*DIRECTIONS FOR THIS TASK*. Reproduce all of the material exactly as shown.

*SUPPLIED MATERIAL*.
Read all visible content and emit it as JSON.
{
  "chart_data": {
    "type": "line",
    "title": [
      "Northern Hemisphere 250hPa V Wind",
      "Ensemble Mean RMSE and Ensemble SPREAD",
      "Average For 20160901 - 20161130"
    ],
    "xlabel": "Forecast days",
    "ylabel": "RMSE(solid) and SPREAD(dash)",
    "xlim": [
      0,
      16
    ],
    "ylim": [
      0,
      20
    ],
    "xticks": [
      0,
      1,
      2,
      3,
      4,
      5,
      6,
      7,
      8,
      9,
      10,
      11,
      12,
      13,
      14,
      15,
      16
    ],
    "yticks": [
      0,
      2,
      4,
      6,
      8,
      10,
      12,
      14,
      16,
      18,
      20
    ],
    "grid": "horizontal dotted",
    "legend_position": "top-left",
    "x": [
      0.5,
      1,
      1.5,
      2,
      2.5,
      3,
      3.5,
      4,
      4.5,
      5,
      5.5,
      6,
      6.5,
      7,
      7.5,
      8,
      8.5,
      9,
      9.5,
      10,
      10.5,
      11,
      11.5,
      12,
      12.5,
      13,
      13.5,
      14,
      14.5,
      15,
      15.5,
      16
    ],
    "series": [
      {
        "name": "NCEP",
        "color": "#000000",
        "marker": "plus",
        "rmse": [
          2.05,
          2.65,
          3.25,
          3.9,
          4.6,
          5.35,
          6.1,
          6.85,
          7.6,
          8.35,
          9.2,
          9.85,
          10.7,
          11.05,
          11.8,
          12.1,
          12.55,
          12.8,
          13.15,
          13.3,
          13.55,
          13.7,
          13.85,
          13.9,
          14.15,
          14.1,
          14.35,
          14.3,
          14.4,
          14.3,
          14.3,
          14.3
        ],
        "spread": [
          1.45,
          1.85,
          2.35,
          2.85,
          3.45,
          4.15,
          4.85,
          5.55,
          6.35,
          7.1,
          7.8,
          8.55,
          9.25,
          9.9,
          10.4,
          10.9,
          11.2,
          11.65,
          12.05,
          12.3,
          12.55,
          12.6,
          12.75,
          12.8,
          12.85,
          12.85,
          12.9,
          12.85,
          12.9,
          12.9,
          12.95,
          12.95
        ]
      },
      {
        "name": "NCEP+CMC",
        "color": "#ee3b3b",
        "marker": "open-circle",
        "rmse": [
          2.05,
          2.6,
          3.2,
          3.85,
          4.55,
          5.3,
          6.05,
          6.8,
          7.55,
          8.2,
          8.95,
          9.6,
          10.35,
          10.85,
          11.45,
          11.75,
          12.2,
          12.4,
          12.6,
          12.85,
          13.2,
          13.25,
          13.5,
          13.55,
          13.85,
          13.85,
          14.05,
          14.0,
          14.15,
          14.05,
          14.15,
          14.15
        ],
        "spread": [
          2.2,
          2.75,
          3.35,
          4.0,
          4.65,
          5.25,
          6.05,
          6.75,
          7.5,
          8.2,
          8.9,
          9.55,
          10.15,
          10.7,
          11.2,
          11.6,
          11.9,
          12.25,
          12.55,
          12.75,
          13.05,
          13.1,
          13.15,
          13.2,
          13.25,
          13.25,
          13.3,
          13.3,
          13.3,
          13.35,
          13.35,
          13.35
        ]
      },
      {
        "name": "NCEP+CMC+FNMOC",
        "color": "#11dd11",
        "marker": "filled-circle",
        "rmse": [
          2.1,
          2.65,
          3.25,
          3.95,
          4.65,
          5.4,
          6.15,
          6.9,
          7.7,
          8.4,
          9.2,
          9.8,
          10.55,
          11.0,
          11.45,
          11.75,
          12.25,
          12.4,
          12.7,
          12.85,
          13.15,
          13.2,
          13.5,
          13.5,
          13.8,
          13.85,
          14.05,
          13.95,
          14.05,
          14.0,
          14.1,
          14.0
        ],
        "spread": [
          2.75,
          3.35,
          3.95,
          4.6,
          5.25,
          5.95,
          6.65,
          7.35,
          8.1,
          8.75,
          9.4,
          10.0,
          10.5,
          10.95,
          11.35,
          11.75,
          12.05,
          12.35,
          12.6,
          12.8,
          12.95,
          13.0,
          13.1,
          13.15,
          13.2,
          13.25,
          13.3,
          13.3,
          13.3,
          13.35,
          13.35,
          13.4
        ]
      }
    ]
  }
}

*REPLY*.
Read all visible content and emit it as JSON.
{
  "chart_data": {
    "type": "line",
    "title": [
      "Northern Hemisphere 250hPa V Wind",
      "Ensemble Mean RMSE and Ensemble SPREAD",
      "Average For 20160901 - 20161130"
    ],
    "xlabel": "Forecast days",
    "ylabel": "RMSE(solid) and SPREAD(dash)",
    "xlim": [
      0,
      16
    ],
    "ylim": [
      0,
      20
    ],
    "xticks": [
      0,
      1,
      2,
      3,
      4,
      5,
      6,
      7,
      8,
      9,
      10,
      11,
      12,
      13,
      14,
      15,
      16
    ],
    "yticks": [
      0,
      2,
      4,
      6,
      8,
      10,
      12,
      14,
      16,
      18,
      20
    ],
    "grid": "horizontal dotted",
    "legend_position": "top-left",
    "x": [
      0.5,
      1,
      1.5,
      2,
      2.5,
      3,
      3.5,
      4,
      4.5,
      5,
      5.5,
      6,
      6.5,
      7,
      7.5,
      8,
      8.5,
      9,
      9.5,
      10,
      10.5,
      11,
      11.5,
      12,
      12.5,
      13,
      13.5,
      14,
      14.5,
      15,
      15.5,
      16
    ],
    "series": [
      {
        "name": "NCEP",
        "color": "#000000",
        "marker": "plus",
        "rmse": [
          2.05,
          2.65,
          3.25,
          3.9,
          4.6,
          5.35,
          6.1,
          6.85,
          7.6,
          8.35,
          9.2,
          9.85,
          10.7,
          11.05,
          11.8,
          12.1,
          12.55,
          12.8,
          13.15,
          13.3,
          13.55,
          13.7,
          13.85,
          13.9,
          14.15,
          14.1,
          14.35,
          14.3,
          14.4,
          14.3,
          14.3,
          14.3
        ],
        "spread": [
          1.45,
          1.85,
          2.35,
          2.85,
          3.45,
          4.15,
          4.85,
          5.55,
          6.35,
          7.1,
          7.8,
          8.55,
          9.25,
          9.9,
          10.4,
          10.9,
          11.2,
          11.65,
          12.05,
          12.3,
          12.55,
          12.6,
          12.75,
          12.8,
          12.85,
          12.85,
          12.9,
          12.85,
          12.9,
          12.9,
          12.95,
          12.95
        ]
      },
      {
        "name": "NCEP+CMC",
        "color": "#ee3b3b",
        "marker": "open-circle",
        "rmse": [
          2.05,
          2.6,
          3.2,
          3.85,
          4.55,
          5.3,
          6.05,
          6.8,
          7.55,
          8.2,
          8.95,
          9.6,
          10.35,
          10.85,
          11.45,
          11.75,
          12.2,
          12.4,
          12.6,
          12.85,
          13.2,
          13.25,
          13.5,
          13.55,
          13.85,
          13.85,
          14.05,
          14.0,
          14.15,
          14.05,
          14.15,
          14.15
        ],
        "spread": [
          2.2,
          2.75,
          3.35,
          4.0,
          4.65,
          5.25,
          6.05,
          6.75,
          7.5,
          8.2,
          8.9,
          9.55,
          10.15,
          10.7,
          11.2,
          11.6,
          11.9,
          12.25,
          12.55,
          12.75,
          13.05,
          13.1,
          13.15,
          13.2,
          13.25,
          13.25,
          13.3,
          13.3,
          13.3,
          13.35,
          13.35,
          13.35
        ]
      },
      {
        "name": "NCEP+CMC+FNMOC",
        "color": "#11dd11",
        "marker": "filled-circle",
        "rmse": [
          2.1,
          2.65,
          3.25,
          3.95,
          4.65,
          5.4,
          6.15,
          6.9,
          7.7,
          8.4,
          9.2,
          9.8,
          10.55,
          11.0,
          11.45,
          11.75,
          12.25,
          12.4,
          12.7,
          12.85,
          13.15,
          13.2,
          13.5,
          13.5,
          13.8,
          13.85,
          14.05,
          13.95,
          14.05,
          14.0,
          14.1,
          14.0
        ],
        "spread": [
          2.75,
          3.35,
          3.95,
          4.6,
          5.25,
          5.95,
          6.65,
          7.35,
          8.1,
          8.75,
          9.4,
          10.0,
          10.5,
          10.95,
          11.35,
          11.75,
          12.05,
          12.35,
          12.6,
          12.8,
          12.95,
          13.0,
          13.1,
          13.15,
          13.2,
          13.25,
          13.3,
          13.3,
          13.3,
          13.35,
          13.35,
          13.4
        ]
      }
    ]
  }
}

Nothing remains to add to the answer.